Recopiez à l'identique toutes les lignes des items ci-dessous, sans en omettre aucune.

· · · · ·

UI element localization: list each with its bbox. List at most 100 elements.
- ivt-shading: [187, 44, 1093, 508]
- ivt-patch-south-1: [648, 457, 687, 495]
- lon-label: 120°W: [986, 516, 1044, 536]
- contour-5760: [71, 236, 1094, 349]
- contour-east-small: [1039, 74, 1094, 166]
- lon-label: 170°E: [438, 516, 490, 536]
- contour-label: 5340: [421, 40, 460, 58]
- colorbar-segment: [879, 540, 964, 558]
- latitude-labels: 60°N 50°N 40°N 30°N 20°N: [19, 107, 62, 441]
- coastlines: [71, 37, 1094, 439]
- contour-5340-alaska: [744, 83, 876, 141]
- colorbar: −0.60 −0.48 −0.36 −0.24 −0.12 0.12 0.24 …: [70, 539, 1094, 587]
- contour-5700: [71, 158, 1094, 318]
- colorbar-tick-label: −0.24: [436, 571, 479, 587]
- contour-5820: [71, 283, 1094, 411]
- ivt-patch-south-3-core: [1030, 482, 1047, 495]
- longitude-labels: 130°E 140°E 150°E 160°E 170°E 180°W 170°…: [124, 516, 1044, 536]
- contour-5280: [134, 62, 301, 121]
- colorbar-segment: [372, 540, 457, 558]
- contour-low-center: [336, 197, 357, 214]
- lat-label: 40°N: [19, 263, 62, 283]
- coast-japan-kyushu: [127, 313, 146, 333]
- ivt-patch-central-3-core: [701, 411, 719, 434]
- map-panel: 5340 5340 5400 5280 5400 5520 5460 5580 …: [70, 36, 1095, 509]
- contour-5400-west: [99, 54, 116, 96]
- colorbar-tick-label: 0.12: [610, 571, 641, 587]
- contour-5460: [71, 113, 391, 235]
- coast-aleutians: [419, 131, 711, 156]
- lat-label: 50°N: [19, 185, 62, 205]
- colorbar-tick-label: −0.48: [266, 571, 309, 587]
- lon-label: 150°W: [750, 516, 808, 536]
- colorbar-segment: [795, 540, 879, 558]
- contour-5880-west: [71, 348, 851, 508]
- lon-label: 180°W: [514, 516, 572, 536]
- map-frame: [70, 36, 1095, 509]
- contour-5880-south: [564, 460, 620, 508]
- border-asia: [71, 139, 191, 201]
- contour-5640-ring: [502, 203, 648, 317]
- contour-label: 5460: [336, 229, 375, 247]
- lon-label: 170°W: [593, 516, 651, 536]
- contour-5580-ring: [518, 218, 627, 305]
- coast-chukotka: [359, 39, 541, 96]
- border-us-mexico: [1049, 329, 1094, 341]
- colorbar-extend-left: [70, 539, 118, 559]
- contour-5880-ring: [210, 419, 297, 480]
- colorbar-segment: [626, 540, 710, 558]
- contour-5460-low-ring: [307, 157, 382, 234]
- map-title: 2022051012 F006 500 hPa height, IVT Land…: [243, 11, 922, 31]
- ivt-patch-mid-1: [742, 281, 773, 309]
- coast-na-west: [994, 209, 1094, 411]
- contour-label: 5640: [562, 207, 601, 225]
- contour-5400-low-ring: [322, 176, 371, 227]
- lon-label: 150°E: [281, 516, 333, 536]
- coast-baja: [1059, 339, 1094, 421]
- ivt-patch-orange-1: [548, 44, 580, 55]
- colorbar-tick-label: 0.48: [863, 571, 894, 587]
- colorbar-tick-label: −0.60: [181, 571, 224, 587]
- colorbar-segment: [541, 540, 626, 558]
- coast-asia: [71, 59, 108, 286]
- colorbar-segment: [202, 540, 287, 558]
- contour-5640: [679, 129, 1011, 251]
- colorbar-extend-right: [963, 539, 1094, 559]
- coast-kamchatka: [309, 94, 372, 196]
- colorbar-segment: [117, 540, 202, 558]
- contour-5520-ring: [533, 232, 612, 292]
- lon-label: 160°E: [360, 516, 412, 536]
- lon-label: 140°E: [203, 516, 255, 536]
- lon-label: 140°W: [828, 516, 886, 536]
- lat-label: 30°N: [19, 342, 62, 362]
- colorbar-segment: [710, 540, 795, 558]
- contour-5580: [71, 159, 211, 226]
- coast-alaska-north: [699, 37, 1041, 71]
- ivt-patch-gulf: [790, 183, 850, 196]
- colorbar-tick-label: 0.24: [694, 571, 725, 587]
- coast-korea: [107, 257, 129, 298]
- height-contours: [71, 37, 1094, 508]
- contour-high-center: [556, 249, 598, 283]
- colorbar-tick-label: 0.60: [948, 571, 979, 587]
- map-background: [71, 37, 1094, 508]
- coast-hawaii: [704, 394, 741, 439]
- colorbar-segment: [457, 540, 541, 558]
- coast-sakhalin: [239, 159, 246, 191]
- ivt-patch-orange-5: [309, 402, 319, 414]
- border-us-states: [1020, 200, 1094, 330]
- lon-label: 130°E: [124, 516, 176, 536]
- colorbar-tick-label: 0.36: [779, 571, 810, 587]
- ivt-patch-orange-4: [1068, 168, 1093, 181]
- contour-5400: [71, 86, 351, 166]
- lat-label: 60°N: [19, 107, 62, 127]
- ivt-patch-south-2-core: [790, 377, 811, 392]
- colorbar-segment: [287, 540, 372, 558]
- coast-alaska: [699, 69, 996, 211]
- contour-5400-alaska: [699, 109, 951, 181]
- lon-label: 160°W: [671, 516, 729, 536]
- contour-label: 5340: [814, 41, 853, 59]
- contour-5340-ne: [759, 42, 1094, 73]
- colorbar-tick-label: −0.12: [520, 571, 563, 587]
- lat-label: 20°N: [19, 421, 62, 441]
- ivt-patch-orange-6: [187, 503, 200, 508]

· · · · ·

__Réponse__
UI element localization: list each with its bbox. List at most 100 elements.
- ivt-shading: [187, 44, 1093, 508]
- ivt-patch-south-1: [648, 457, 687, 495]
- lon-label: 120°W: [986, 516, 1044, 536]
- contour-5760: [71, 236, 1094, 349]
- contour-east-small: [1039, 74, 1094, 166]
- lon-label: 170°E: [438, 516, 490, 536]
- contour-label: 5340: [421, 40, 460, 58]
- colorbar-segment: [879, 540, 964, 558]
- latitude-labels: 60°N 50°N 40°N 30°N 20°N: [19, 107, 62, 441]
- coastlines: [71, 37, 1094, 439]
- contour-5340-alaska: [744, 83, 876, 141]
- colorbar: −0.60 −0.48 −0.36 −0.24 −0.12 0.12 0.24 …: [70, 539, 1094, 587]
- contour-5700: [71, 158, 1094, 318]
- colorbar-tick-label: −0.24: [436, 571, 479, 587]
- contour-5820: [71, 283, 1094, 411]
- ivt-patch-south-3-core: [1030, 482, 1047, 495]
- longitude-labels: 130°E 140°E 150°E 160°E 170°E 180°W 170°…: [124, 516, 1044, 536]
- contour-5280: [134, 62, 301, 121]
- colorbar-segment: [372, 540, 457, 558]
- contour-low-center: [336, 197, 357, 214]
- lat-label: 40°N: [19, 263, 62, 283]
- coast-japan-kyushu: [127, 313, 146, 333]
- ivt-patch-central-3-core: [701, 411, 719, 434]
- map-panel: 5340 5340 5400 5280 5400 5520 5460 5580 …: [70, 36, 1095, 509]
- contour-5400-west: [99, 54, 116, 96]
- colorbar-tick-label: 0.12: [610, 571, 641, 587]
- contour-5460: [71, 113, 391, 235]
- coast-aleutians: [419, 131, 711, 156]
- lat-label: 50°N: [19, 185, 62, 205]
- colorbar-tick-label: −0.48: [266, 571, 309, 587]
- lon-label: 150°W: [750, 516, 808, 536]
- colorbar-segment: [795, 540, 879, 558]
- contour-5880-west: [71, 348, 851, 508]
- lon-label: 180°W: [514, 516, 572, 536]
- map-frame: [70, 36, 1095, 509]
- contour-5880-south: [564, 460, 620, 508]
- border-asia: [71, 139, 191, 201]
- contour-5640-ring: [502, 203, 648, 317]
- contour-label: 5460: [336, 229, 375, 247]
- lon-label: 170°W: [593, 516, 651, 536]
- contour-5580-ring: [518, 218, 627, 305]
- coast-chukotka: [359, 39, 541, 96]
- border-us-mexico: [1049, 329, 1094, 341]
- colorbar-extend-left: [70, 539, 118, 559]
- contour-5880-ring: [210, 419, 297, 480]
- colorbar-segment: [626, 540, 710, 558]
- contour-5460-low-ring: [307, 157, 382, 234]
- map-title: 2022051012 F006 500 hPa height, IVT Land…: [243, 11, 922, 31]
- ivt-patch-mid-1: [742, 281, 773, 309]
- coast-na-west: [994, 209, 1094, 411]
- contour-label: 5640: [562, 207, 601, 225]
- contour-5400-low-ring: [322, 176, 371, 227]
- lon-label: 150°E: [281, 516, 333, 536]
- coast-baja: [1059, 339, 1094, 421]
- ivt-patch-orange-1: [548, 44, 580, 55]
- colorbar-tick-label: 0.48: [863, 571, 894, 587]
- colorbar-tick-label: −0.60: [181, 571, 224, 587]
- colorbar-segment: [541, 540, 626, 558]
- coast-asia: [71, 59, 108, 286]
- colorbar-segment: [202, 540, 287, 558]
- contour-5640: [679, 129, 1011, 251]
- colorbar-extend-right: [963, 539, 1094, 559]
- coast-kamchatka: [309, 94, 372, 196]
- colorbar-segment: [117, 540, 202, 558]
- contour-5520-ring: [533, 232, 612, 292]
- lon-label: 160°E: [360, 516, 412, 536]
- lon-label: 140°E: [203, 516, 255, 536]
- lon-label: 140°W: [828, 516, 886, 536]
- lat-label: 30°N: [19, 342, 62, 362]
- colorbar-segment: [710, 540, 795, 558]
- contour-5580: [71, 159, 211, 226]
- coast-alaska-north: [699, 37, 1041, 71]
- ivt-patch-gulf: [790, 183, 850, 196]
- colorbar-tick-label: 0.24: [694, 571, 725, 587]
- coast-korea: [107, 257, 129, 298]
- height-contours: [71, 37, 1094, 508]
- contour-high-center: [556, 249, 598, 283]
- colorbar-tick-label: 0.60: [948, 571, 979, 587]
- map-background: [71, 37, 1094, 508]
- coast-hawaii: [704, 394, 741, 439]
- colorbar-segment: [457, 540, 541, 558]
- coast-sakhalin: [239, 159, 246, 191]
- ivt-patch-orange-5: [309, 402, 319, 414]
- border-us-states: [1020, 200, 1094, 330]
- lon-label: 130°E: [124, 516, 176, 536]
- colorbar-tick-label: 0.36: [779, 571, 810, 587]
- ivt-patch-orange-4: [1068, 168, 1093, 181]
- contour-5400: [71, 86, 351, 166]
- lat-label: 60°N: [19, 107, 62, 127]
- ivt-patch-south-2-core: [790, 377, 811, 392]
- colorbar-segment: [287, 540, 372, 558]
- coast-alaska: [699, 69, 996, 211]
- contour-5400-alaska: [699, 109, 951, 181]
- lon-label: 160°W: [671, 516, 729, 536]
- contour-label: 5340: [814, 41, 853, 59]
- contour-5340-ne: [759, 42, 1094, 73]
- colorbar-tick-label: −0.12: [520, 571, 563, 587]
- lat-label: 20°N: [19, 421, 62, 441]
- ivt-patch-orange-6: [187, 503, 200, 508]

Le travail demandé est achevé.